WRITTEN PROBLEM:
Select all lines with the string "this" in them, and copy those lines.

STORED RECORDS:
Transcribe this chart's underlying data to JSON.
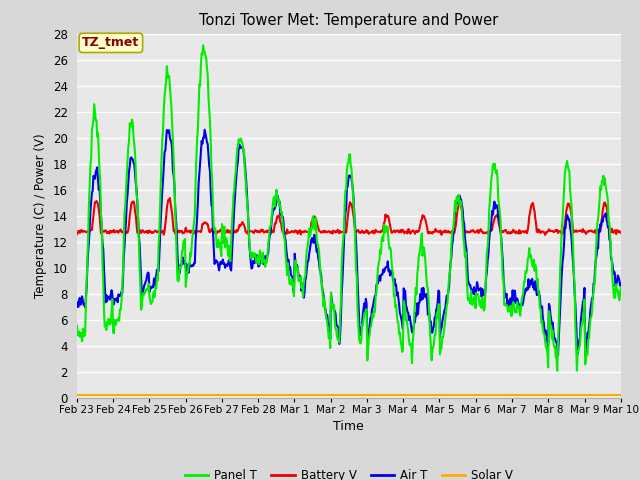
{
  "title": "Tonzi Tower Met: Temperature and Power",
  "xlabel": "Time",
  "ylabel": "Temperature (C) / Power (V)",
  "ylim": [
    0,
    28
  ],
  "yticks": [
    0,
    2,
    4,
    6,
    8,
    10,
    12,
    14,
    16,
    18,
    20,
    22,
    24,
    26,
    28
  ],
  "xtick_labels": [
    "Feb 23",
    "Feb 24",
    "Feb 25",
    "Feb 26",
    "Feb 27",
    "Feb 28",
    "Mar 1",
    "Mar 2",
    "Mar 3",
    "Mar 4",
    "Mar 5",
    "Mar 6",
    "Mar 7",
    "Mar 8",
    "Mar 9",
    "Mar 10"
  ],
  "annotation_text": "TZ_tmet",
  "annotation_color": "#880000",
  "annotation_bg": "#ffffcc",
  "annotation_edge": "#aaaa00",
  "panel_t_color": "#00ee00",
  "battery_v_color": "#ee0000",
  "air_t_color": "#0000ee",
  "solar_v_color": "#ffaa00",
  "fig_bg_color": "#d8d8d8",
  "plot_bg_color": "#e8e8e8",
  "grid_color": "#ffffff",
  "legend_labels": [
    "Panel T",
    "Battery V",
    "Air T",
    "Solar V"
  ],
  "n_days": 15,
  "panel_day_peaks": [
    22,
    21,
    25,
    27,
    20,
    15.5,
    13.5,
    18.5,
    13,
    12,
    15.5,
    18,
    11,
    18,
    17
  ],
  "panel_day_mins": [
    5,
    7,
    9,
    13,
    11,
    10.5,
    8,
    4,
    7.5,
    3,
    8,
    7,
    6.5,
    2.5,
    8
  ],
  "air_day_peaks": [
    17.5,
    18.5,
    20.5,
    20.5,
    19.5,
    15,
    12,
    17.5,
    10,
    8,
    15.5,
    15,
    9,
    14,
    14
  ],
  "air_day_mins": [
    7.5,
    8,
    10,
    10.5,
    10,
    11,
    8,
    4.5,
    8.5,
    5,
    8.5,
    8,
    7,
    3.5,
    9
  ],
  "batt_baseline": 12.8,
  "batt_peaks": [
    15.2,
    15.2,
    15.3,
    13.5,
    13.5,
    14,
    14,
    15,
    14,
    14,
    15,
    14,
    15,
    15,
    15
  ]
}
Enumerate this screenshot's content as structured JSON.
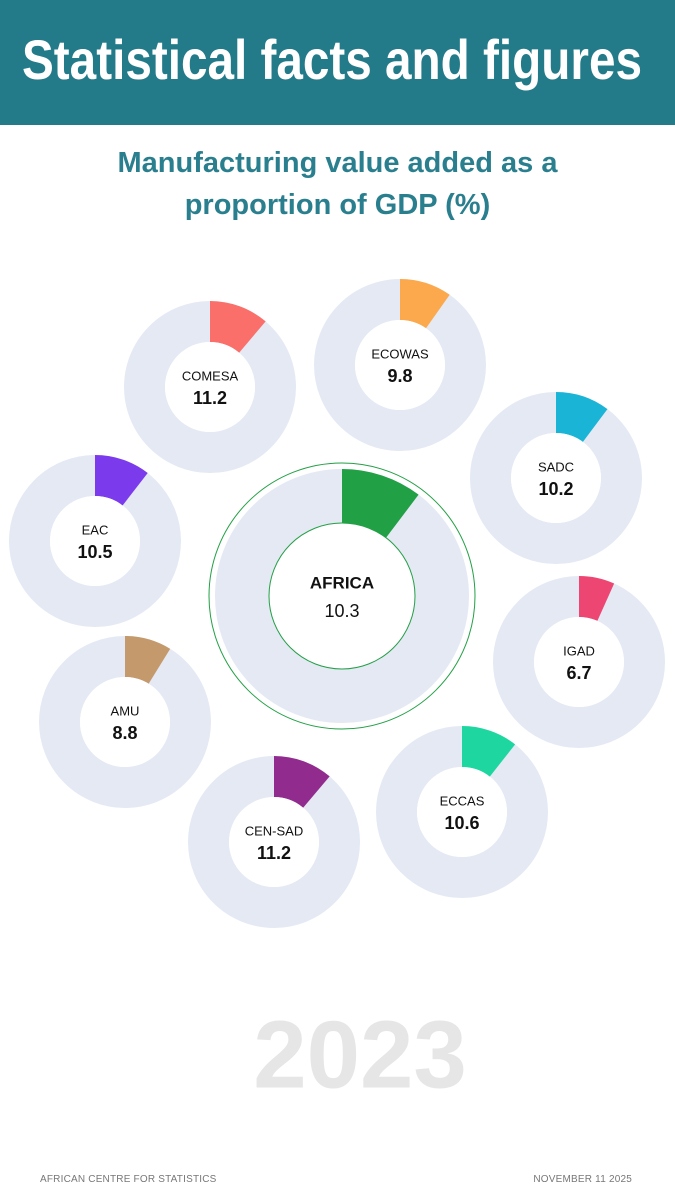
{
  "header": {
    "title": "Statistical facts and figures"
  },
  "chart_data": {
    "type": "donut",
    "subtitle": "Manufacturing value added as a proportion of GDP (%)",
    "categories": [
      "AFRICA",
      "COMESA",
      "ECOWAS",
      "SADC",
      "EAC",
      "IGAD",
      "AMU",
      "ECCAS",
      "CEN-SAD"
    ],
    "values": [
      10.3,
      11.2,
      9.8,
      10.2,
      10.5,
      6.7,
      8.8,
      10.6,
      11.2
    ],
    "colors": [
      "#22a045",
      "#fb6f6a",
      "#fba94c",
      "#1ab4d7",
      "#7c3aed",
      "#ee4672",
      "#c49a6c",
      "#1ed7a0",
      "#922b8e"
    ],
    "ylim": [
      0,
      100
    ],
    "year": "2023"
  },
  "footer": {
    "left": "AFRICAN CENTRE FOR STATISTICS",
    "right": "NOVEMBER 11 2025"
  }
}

ANSWER BELOW:
Transcribe this chart's underlying data to JSON.
Enumerate this screenshot's content as structured JSON.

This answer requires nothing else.